* [Task objective] In the listing below, locate the lines that hold "xlabel" and copy them.
--- START OF Provided entries ---
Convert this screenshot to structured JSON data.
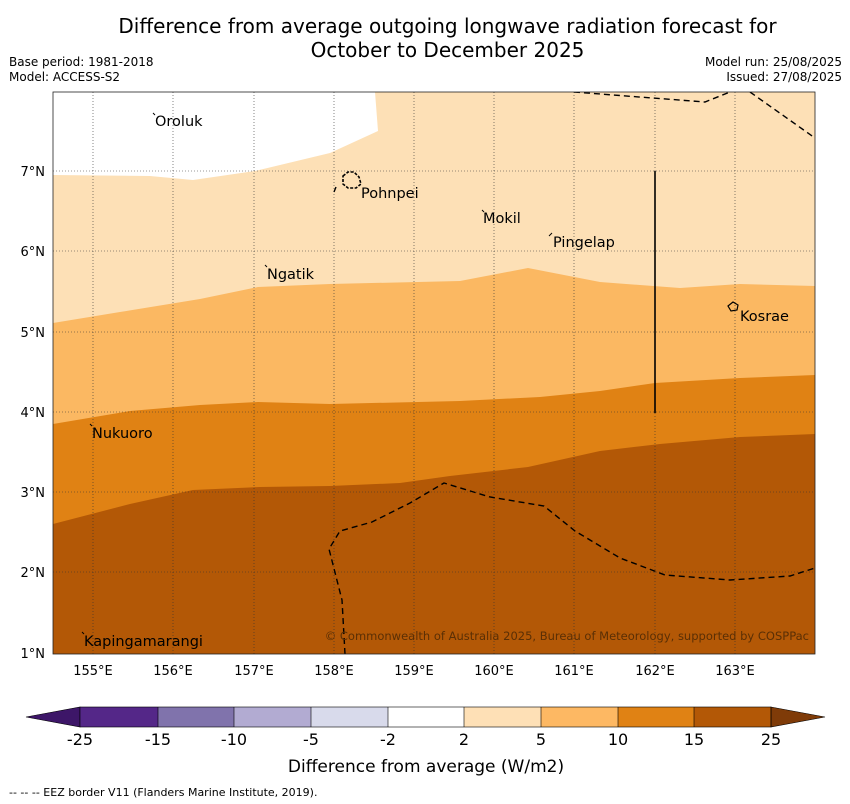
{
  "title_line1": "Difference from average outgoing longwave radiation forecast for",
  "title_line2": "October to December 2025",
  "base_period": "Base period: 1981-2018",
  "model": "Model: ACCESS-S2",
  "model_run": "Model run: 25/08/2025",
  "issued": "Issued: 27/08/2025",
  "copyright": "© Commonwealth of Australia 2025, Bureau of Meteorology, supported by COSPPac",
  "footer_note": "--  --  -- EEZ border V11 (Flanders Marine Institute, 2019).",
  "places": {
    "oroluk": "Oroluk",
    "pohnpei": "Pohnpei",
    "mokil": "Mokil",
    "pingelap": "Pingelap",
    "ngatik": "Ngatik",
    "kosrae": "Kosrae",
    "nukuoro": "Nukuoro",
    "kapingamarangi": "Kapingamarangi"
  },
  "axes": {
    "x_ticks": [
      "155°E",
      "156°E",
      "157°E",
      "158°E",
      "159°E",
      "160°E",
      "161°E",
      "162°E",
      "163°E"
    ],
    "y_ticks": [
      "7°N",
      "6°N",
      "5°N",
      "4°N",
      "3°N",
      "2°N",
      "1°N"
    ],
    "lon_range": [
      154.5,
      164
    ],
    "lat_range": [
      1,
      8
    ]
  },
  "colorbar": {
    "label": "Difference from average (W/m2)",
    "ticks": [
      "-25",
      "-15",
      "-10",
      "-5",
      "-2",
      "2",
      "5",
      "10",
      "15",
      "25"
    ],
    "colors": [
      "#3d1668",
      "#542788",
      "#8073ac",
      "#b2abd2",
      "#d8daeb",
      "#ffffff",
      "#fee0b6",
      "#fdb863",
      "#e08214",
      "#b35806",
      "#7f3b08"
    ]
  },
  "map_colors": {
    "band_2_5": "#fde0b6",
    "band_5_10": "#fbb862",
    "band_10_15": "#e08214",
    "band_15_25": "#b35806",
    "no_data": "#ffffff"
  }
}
--- END OF Provided entries ---
--- START OF Provided entries ---
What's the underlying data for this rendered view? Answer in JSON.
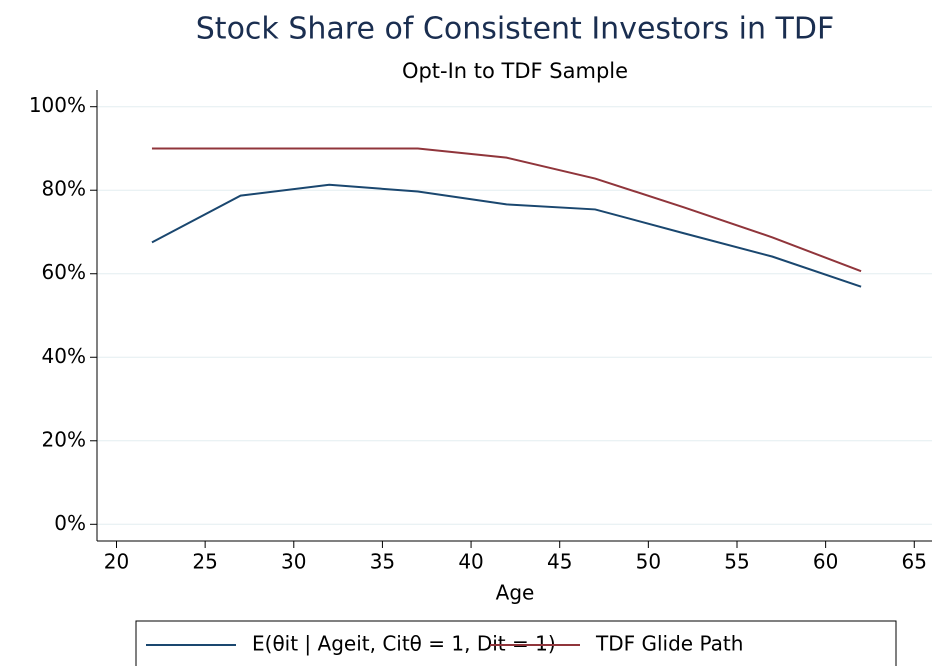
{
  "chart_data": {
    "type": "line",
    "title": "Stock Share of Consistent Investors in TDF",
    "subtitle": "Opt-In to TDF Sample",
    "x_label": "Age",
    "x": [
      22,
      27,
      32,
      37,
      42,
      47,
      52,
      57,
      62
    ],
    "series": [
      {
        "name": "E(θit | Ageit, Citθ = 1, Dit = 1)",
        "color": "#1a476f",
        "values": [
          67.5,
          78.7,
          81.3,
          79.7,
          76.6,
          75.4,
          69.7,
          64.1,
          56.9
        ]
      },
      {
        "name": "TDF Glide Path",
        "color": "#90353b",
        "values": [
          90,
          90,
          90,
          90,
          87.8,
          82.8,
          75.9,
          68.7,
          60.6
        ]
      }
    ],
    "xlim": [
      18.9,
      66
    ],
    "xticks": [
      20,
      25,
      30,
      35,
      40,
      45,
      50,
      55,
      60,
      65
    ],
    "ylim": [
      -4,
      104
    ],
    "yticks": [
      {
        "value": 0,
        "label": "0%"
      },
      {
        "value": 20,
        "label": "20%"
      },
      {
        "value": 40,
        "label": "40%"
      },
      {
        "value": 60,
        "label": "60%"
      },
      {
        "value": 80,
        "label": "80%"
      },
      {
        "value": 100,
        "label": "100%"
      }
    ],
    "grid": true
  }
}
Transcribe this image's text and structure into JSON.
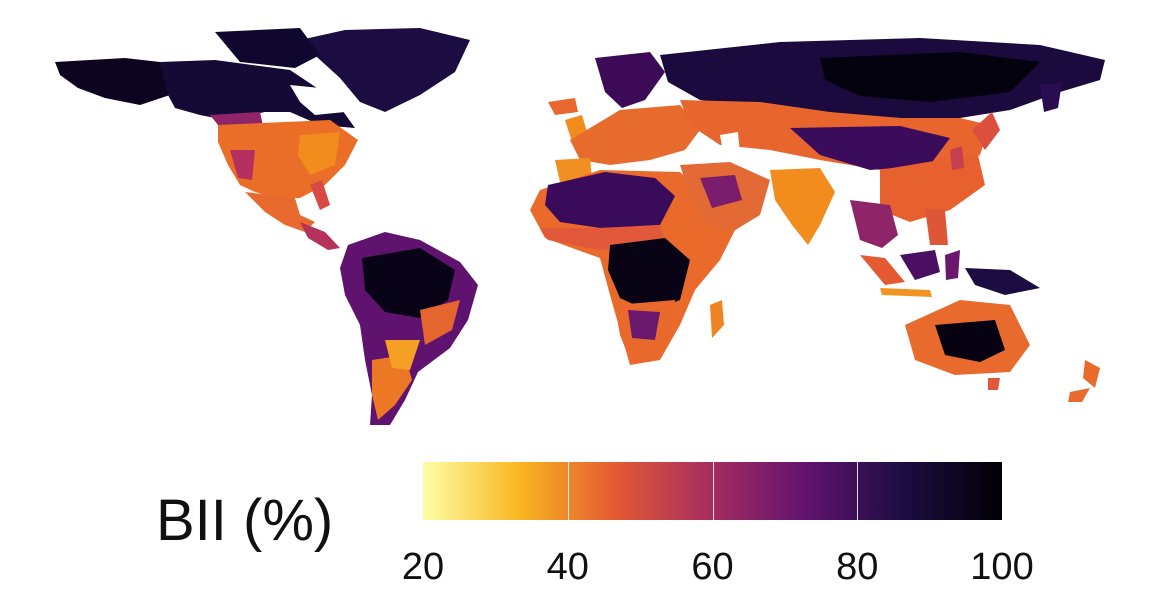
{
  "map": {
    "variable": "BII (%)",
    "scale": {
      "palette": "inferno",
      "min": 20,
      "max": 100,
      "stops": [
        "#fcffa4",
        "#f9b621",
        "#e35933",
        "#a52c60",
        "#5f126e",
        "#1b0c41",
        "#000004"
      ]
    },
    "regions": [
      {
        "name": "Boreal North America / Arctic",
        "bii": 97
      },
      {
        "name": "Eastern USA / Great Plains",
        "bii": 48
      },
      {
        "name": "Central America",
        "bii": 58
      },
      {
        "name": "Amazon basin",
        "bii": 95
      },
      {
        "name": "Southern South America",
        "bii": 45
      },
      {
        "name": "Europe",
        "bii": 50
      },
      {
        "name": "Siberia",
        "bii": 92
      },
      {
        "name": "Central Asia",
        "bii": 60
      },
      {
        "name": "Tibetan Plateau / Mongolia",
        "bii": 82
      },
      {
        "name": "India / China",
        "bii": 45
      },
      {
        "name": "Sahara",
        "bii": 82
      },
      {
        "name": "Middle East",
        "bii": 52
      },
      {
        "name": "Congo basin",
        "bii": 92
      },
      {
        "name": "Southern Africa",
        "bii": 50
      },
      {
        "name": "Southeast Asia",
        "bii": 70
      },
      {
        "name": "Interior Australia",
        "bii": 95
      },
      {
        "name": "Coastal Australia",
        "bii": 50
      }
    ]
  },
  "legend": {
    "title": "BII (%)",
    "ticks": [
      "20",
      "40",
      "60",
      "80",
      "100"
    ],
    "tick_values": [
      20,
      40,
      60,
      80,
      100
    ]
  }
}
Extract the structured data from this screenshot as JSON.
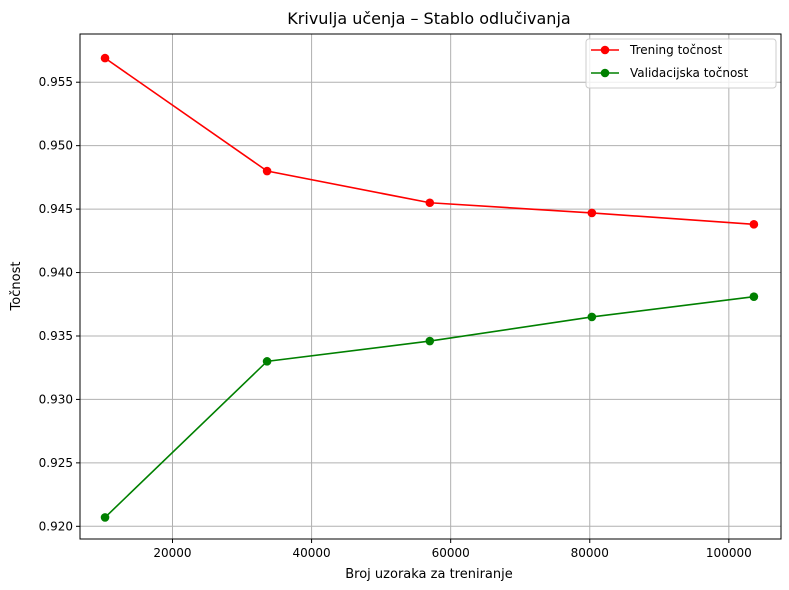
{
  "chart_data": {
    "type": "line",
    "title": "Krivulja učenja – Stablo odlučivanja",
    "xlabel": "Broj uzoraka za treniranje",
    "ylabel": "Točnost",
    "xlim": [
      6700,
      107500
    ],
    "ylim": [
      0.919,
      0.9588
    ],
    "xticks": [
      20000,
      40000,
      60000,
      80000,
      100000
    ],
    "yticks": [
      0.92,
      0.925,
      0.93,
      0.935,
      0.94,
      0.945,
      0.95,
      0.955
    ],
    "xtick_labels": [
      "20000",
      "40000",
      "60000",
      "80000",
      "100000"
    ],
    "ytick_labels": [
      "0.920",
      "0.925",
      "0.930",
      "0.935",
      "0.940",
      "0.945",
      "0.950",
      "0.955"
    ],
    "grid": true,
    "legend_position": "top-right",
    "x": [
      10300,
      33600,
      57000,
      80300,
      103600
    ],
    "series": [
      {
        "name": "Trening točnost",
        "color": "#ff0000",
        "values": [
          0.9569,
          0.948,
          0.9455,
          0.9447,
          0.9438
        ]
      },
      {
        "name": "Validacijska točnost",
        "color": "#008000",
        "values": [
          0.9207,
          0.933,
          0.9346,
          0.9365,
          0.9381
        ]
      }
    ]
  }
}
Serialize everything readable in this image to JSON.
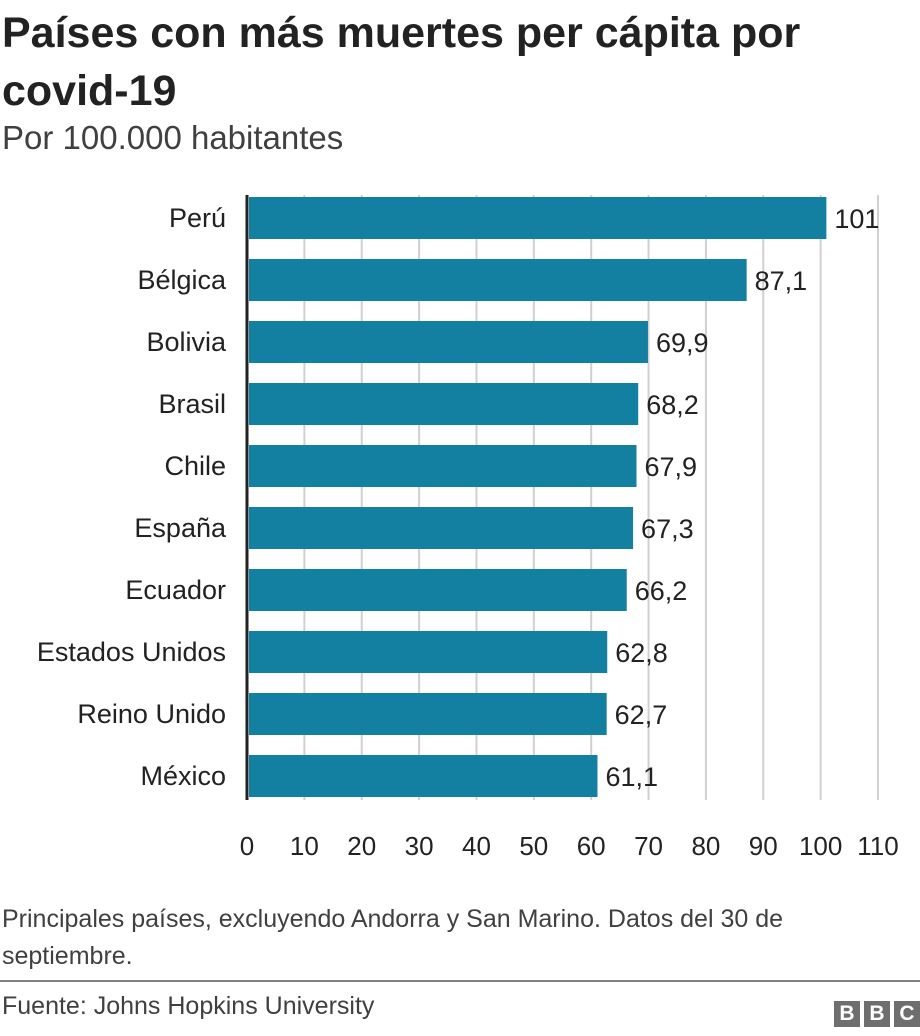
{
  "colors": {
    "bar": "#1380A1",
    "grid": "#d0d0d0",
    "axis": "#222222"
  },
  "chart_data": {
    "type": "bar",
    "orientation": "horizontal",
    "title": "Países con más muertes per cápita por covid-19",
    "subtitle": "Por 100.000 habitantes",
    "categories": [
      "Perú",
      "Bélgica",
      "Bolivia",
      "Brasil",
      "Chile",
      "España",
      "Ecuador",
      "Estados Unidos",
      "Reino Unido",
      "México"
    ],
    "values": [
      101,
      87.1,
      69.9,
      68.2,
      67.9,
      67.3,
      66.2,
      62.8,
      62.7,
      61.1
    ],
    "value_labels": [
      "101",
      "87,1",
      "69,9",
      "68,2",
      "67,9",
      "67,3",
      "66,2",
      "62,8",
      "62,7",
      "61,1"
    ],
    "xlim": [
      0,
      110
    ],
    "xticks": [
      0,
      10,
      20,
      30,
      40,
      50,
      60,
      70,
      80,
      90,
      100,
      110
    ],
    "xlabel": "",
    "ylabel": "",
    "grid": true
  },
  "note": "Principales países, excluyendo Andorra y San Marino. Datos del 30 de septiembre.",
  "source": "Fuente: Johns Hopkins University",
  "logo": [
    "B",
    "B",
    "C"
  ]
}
--- END OF Provided entries ---
* [Result]
    "xlabel": "Broj uzoraka za treniranje",
    "xlabel": "",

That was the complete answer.